_Problem description_
Copy every record exactly, and keep the pictures out.

>> Start Exercise materials

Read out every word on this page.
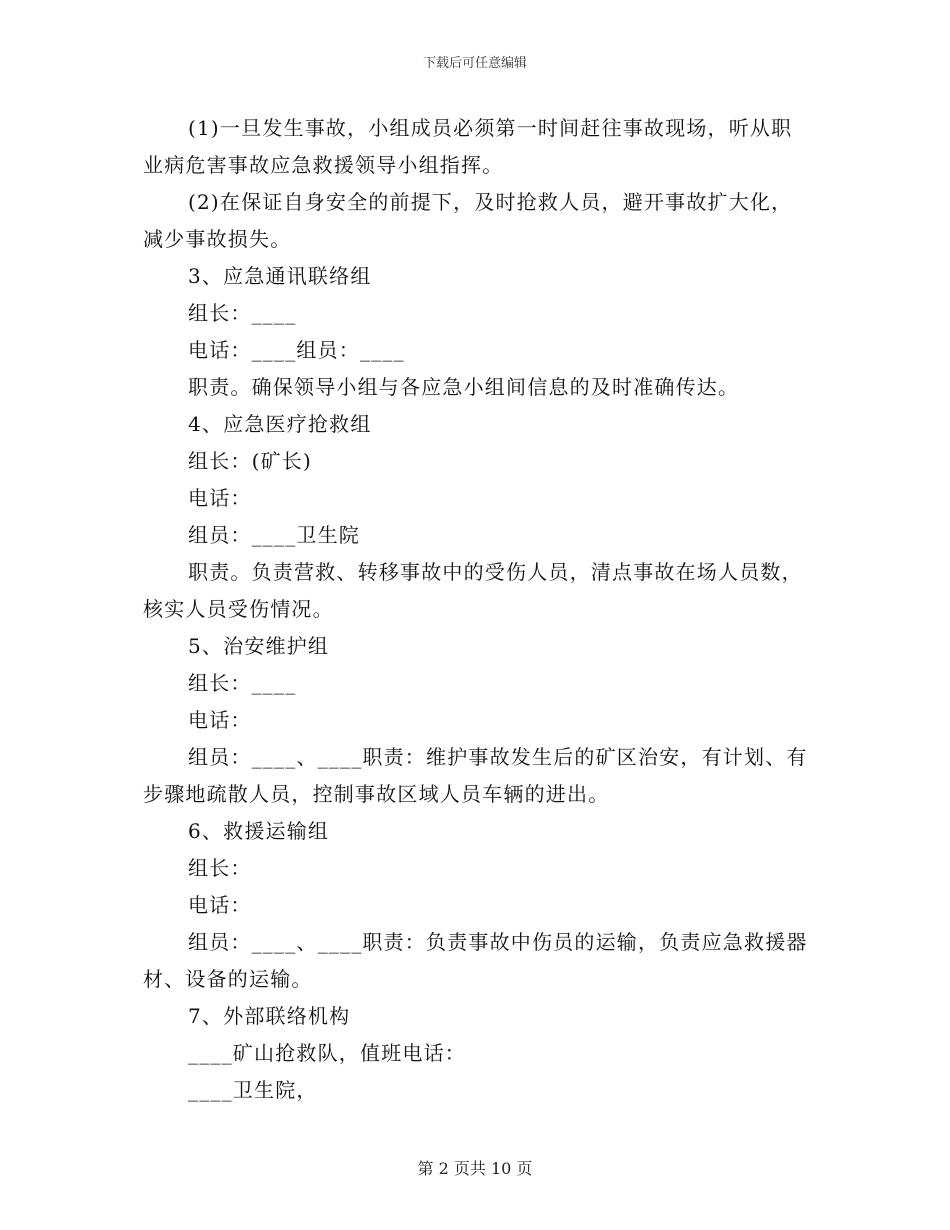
下载后可任意编辑

(1)一旦发生事故，小组成员必须第一时间赶往事故现场，听从职业病危害事故应急救援领导小组指挥。

(2)在保证自身安全的前提下，及时抢救人员，避开事故扩大化，减少事故损失。

3、应急通讯联络组

组长：____

电话：____组员：____

职责。确保领导小组与各应急小组间信息的及时准确传达。

4、应急医疗抢救组

组长：(矿长)

电话：

组员：____卫生院

职责。负责营救、转移事故中的受伤人员，清点事故在场人员数，核实人员受伤情况。

5、治安维护组

组长：____

电话：

组员：____、____职责：维护事故发生后的矿区治安，有计划、有步骤地疏散人员，控制事故区域人员车辆的进出。

6、救援运输组

组长：

电话：

组员：____、____职责：负责事故中伤员的运输，负责应急救援器材、设备的运输。

7、外部联络机构

____矿山抢救队，值班电话：

____卫生院，

第 2 页共 10 页
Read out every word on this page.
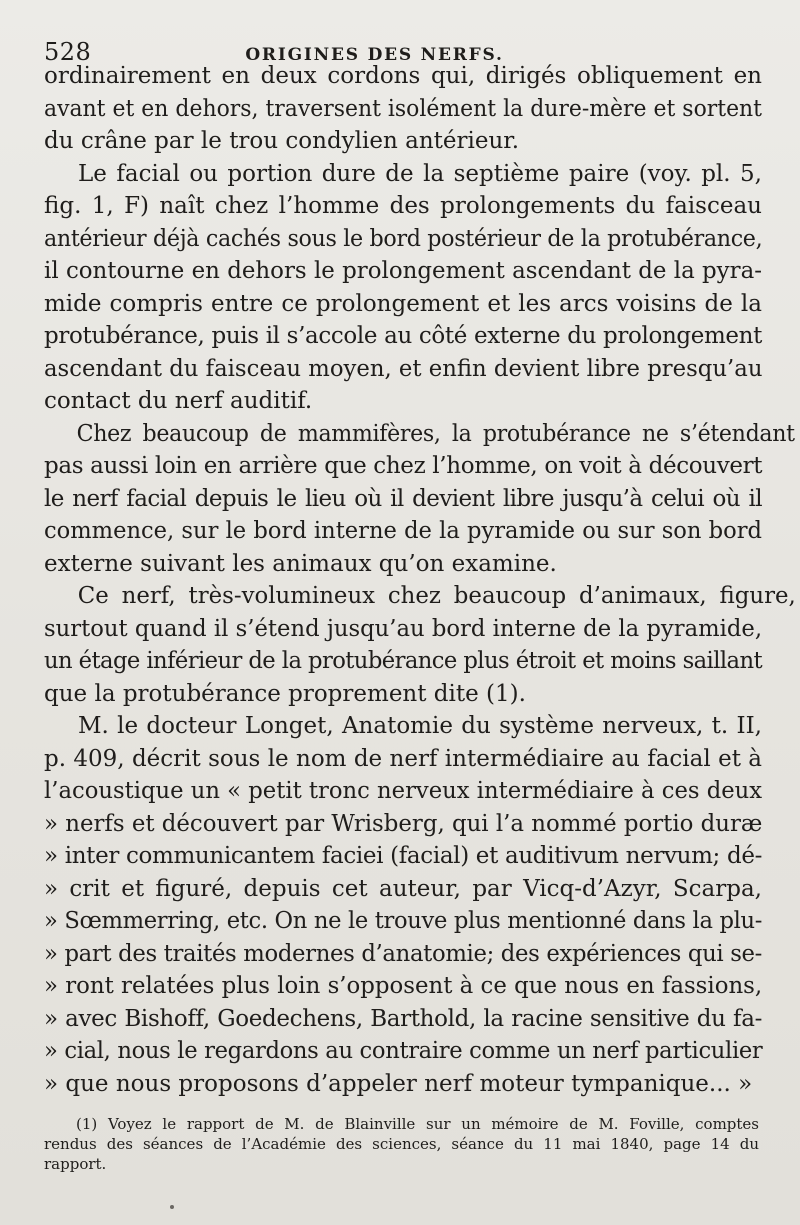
528	ORIGINES DES NERFS.
ordinairement en deux cordons qui, dirigés obliquement en
avant et en dehors, traversent isolément la dure-mère et sortent
du crâne par le trou condylien antérieur.
Le facial ou portion dure de la septième paire (voy. pl. 5,
fig. 1, F) naît chez l’homme des prolongements du faisceau
antérieur déjà cachés sous le bord postérieur de la protubérance,
il contourne en dehors le prolongement ascendant de la pyra-
mide compris entre ce prolongement et les arcs voisins de la
protubérance, puis il s’accole au côté externe du prolongement
ascendant du faisceau moyen, et enfin devient libre presqu’au
contact du nerf auditif.
Chez beaucoup de mammifères, la protubérance ne s’étendant
pas aussi loin en arrière que chez l’homme, on voit à découvert
le nerf facial depuis le lieu où il devient libre jusqu’à celui où il
commence, sur le bord interne de la pyramide ou sur son bord
externe suivant les animaux qu’on examine.
Ce nerf, très-volumineux chez beaucoup d’animaux, figure,
surtout quand il s’étend jusqu’au bord interne de la pyramide,
un étage inférieur de la protubérance plus étroit et moins saillant
que la protubérance proprement dite (1).
M. le docteur Longet, Anatomie du système nerveux, t. II,
p. 409, décrit sous le nom de nerf intermédiaire au facial et à
l’acoustique un « petit tronc nerveux intermédiaire à ces deux
» nerfs et découvert par Wrisberg, qui l’a nommé portio duræ
» inter communicantem faciei (facial) et auditivum nervum; dé-
» crit et figuré, depuis cet auteur, par Vicq-d’Azyr, Scarpa,
» Sœmmerring, etc. On ne le trouve plus mentionné dans la plu-
» part des traités modernes d’anatomie; des expériences qui se-
» ront relatées plus loin s’opposent à ce que nous en fassions,
» avec Bishoff, Goedechens, Barthold, la racine sensitive du fa-
» cial, nous le regardons au contraire comme un nerf particulier
» que nous proposons d’appeler nerf moteur tympanique... »
(1) Voyez le rapport de M. de Blainville sur un mémoire de M. Foville, comptes
rendus des séances de l’Académie des sciences, séance du 11 mai 1840, page 14 du
rapport.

>> End Exercise materials

_Task answer_
Read out every word on this page.
下载后可任意编辑

(1)一旦发生事故，小组成员必须第一时间赶往事故现场，听从职业病危害事故应急救援领导小组指挥。

(2)在保证自身安全的前提下，及时抢救人员，避开事故扩大化，减少事故损失。

3、应急通讯联络组

组长：____

电话：____组员：____

职责。确保领导小组与各应急小组间信息的及时准确传达。

4、应急医疗抢救组

组长：(矿长)

电话：

组员：____卫生院

职责。负责营救、转移事故中的受伤人员，清点事故在场人员数，核实人员受伤情况。

5、治安维护组

组长：____

电话：

组员：____、____职责：维护事故发生后的矿区治安，有计划、有步骤地疏散人员，控制事故区域人员车辆的进出。

6、救援运输组

组长：

电话：

组员：____、____职责：负责事故中伤员的运输，负责应急救援器材、设备的运输。

7、外部联络机构

____矿山抢救队，值班电话：

____卫生院，

第 2 页共 10 页
Read out every word on this page.
528	ORIGINES DES NERFS.
ordinairement en deux cordons qui, dirigés obliquement en
avant et en dehors, traversent isolément la dure-mère et sortent
du crâne par le trou condylien antérieur.
Le facial ou portion dure de la septième paire (voy. pl. 5,
fig. 1, F) naît chez l’homme des prolongements du faisceau
antérieur déjà cachés sous le bord postérieur de la protubérance,
il contourne en dehors le prolongement ascendant de la pyra-
mide compris entre ce prolongement et les arcs voisins de la
protubérance, puis il s’accole au côté externe du prolongement
ascendant du faisceau moyen, et enfin devient libre presqu’au
contact du nerf auditif.
Chez beaucoup de mammifères, la protubérance ne s’étendant
pas aussi loin en arrière que chez l’homme, on voit à découvert
le nerf facial depuis le lieu où il devient libre jusqu’à celui où il
commence, sur le bord interne de la pyramide ou sur son bord
externe suivant les animaux qu’on examine.
Ce nerf, très-volumineux chez beaucoup d’animaux, figure,
surtout quand il s’étend jusqu’au bord interne de la pyramide,
un étage inférieur de la protubérance plus étroit et moins saillant
que la protubérance proprement dite (1).
M. le docteur Longet, Anatomie du système nerveux, t. II,
p. 409, décrit sous le nom de nerf intermédiaire au facial et à
l’acoustique un « petit tronc nerveux intermédiaire à ces deux
» nerfs et découvert par Wrisberg, qui l’a nommé portio duræ
» inter communicantem faciei (facial) et auditivum nervum; dé-
» crit et figuré, depuis cet auteur, par Vicq-d’Azyr, Scarpa,
» Sœmmerring, etc. On ne le trouve plus mentionné dans la plu-
» part des traités modernes d’anatomie; des expériences qui se-
» ront relatées plus loin s’opposent à ce que nous en fassions,
» avec Bishoff, Goedechens, Barthold, la racine sensitive du fa-
» cial, nous le regardons au contraire comme un nerf particulier
» que nous proposons d’appeler nerf moteur tympanique... »
(1) Voyez le rapport de M. de Blainville sur un mémoire de M. Foville, comptes
rendus des séances de l’Académie des sciences, séance du 11 mai 1840, page 14 du
rapport.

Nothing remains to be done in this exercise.